• Set exercise:
Give the lines again exactly, from the one holding "Decode this image" to the last line of the listing below, both ends included and nothing added.

╭─ Provided records

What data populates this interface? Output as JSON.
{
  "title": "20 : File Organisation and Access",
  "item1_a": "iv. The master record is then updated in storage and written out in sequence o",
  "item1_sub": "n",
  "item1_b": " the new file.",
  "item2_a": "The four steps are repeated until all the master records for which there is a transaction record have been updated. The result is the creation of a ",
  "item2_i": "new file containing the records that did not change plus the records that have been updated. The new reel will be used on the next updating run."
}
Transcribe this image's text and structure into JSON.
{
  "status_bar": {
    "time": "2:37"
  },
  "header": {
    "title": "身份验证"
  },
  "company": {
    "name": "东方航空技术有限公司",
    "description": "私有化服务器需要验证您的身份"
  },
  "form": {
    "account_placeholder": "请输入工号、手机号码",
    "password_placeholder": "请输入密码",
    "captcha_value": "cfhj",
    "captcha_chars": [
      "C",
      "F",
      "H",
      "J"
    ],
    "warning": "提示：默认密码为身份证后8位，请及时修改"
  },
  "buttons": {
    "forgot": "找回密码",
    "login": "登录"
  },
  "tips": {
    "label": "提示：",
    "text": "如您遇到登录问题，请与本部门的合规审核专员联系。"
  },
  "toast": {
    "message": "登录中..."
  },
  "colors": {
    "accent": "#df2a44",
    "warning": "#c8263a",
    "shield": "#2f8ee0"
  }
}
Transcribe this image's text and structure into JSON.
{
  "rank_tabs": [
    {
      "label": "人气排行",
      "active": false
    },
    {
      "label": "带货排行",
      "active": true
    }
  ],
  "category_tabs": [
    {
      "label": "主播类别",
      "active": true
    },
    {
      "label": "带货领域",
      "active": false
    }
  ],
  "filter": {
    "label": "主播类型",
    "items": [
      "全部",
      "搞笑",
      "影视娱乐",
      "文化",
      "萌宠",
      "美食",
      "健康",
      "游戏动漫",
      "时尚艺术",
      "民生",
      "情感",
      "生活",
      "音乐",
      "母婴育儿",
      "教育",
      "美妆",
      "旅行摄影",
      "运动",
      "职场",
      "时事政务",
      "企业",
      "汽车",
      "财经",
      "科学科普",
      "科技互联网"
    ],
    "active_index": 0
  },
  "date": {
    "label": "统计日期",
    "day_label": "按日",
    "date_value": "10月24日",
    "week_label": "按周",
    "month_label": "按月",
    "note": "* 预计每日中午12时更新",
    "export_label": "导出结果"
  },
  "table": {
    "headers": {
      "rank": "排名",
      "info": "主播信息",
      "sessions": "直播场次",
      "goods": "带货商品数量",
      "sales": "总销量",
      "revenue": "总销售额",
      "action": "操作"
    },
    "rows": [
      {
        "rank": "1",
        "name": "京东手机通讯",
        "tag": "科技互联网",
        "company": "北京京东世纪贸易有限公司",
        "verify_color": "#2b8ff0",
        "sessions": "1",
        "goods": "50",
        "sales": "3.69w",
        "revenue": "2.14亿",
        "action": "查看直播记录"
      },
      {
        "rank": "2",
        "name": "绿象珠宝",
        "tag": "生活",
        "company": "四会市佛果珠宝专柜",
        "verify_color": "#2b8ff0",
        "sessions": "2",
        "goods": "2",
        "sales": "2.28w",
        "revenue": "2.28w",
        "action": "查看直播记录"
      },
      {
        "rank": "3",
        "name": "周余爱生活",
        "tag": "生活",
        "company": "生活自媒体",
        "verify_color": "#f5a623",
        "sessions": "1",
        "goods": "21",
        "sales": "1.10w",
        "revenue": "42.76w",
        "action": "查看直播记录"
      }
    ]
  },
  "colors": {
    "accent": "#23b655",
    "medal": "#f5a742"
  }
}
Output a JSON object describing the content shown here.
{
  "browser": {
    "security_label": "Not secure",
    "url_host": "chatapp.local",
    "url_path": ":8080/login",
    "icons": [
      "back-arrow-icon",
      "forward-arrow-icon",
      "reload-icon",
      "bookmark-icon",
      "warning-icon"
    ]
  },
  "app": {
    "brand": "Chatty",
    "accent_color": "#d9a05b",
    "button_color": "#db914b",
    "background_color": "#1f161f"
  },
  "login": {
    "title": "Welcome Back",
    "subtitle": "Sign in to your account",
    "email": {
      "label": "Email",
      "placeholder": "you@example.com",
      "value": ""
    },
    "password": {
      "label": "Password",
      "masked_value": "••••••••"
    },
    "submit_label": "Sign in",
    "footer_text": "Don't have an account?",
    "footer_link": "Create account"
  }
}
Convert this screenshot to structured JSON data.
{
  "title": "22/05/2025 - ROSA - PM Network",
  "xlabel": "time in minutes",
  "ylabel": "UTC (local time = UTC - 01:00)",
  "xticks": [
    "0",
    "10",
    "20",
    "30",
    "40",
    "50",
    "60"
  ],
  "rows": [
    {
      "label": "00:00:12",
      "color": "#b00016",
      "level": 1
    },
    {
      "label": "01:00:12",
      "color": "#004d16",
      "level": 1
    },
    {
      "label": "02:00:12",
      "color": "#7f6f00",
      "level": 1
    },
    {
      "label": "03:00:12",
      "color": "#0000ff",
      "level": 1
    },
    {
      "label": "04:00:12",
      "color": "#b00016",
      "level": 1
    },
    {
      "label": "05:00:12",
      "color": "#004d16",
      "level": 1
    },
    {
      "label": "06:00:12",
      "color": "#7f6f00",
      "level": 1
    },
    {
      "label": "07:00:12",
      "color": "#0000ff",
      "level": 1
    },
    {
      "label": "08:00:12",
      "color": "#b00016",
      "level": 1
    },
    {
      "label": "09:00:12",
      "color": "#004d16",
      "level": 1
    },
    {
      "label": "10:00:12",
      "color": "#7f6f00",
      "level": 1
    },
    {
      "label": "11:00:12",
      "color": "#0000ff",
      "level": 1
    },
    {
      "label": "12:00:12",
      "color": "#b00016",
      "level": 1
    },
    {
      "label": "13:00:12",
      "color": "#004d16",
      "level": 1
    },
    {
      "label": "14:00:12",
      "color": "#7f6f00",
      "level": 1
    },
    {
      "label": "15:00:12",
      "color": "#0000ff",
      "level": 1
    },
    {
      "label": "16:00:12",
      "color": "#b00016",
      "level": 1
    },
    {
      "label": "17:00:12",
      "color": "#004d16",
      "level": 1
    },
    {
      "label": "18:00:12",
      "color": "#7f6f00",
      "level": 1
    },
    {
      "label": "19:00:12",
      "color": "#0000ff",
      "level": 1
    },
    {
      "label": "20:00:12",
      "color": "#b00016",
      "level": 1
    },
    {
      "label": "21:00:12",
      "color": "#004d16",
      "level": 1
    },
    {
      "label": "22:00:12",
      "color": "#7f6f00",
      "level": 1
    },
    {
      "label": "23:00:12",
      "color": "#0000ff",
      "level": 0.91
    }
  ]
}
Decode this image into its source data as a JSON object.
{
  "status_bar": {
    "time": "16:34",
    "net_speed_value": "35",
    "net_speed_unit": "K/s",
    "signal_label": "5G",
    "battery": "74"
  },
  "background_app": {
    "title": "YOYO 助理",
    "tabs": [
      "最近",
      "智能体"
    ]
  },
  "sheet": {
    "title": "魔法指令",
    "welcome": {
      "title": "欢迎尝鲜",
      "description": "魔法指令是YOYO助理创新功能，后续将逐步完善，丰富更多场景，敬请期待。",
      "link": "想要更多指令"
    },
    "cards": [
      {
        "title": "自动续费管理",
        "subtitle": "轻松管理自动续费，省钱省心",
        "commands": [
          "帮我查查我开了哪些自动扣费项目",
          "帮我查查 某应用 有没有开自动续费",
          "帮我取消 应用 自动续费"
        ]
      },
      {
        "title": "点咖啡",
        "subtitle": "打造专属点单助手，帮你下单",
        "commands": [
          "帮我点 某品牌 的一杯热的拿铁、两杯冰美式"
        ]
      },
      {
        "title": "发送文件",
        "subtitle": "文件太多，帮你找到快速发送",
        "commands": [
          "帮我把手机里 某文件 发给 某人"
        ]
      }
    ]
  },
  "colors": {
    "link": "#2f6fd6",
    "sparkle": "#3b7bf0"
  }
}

╰─

• Solution for this task:
Decode this image into its source data as a JSON object.
{
  "status_bar": {
    "time": "16:34",
    "net_speed_value": "35",
    "net_speed_unit": "K/s",
    "signal_label": "5G",
    "battery": "74"
  },
  "background_app": {
    "title": "YOYO 助理",
    "tabs": [
      "最近",
      "智能体"
    ]
  },
  "sheet": {
    "title": "魔法指令",
    "welcome": {
      "title": "欢迎尝鲜",
      "description": "魔法指令是YOYO助理创新功能，后续将逐步完善，丰富更多场景，敬请期待。",
      "link": "想要更多指令"
    },
    "cards": [
      {
        "title": "自动续费管理",
        "subtitle": "轻松管理自动续费，省钱省心",
        "commands": [
          "帮我查查我开了哪些自动扣费项目",
          "帮我查查 某应用 有没有开自动续费",
          "帮我取消 应用 自动续费"
        ]
      },
      {
        "title": "点咖啡",
        "subtitle": "打造专属点单助手，帮你下单",
        "commands": [
          "帮我点 某品牌 的一杯热的拿铁、两杯冰美式"
        ]
      },
      {
        "title": "发送文件",
        "subtitle": "文件太多，帮你找到快速发送",
        "commands": [
          "帮我把手机里 某文件 发给 某人"
        ]
      }
    ]
  },
  "colors": {
    "link": "#2f6fd6",
    "sparkle": "#3b7bf0"
  }
}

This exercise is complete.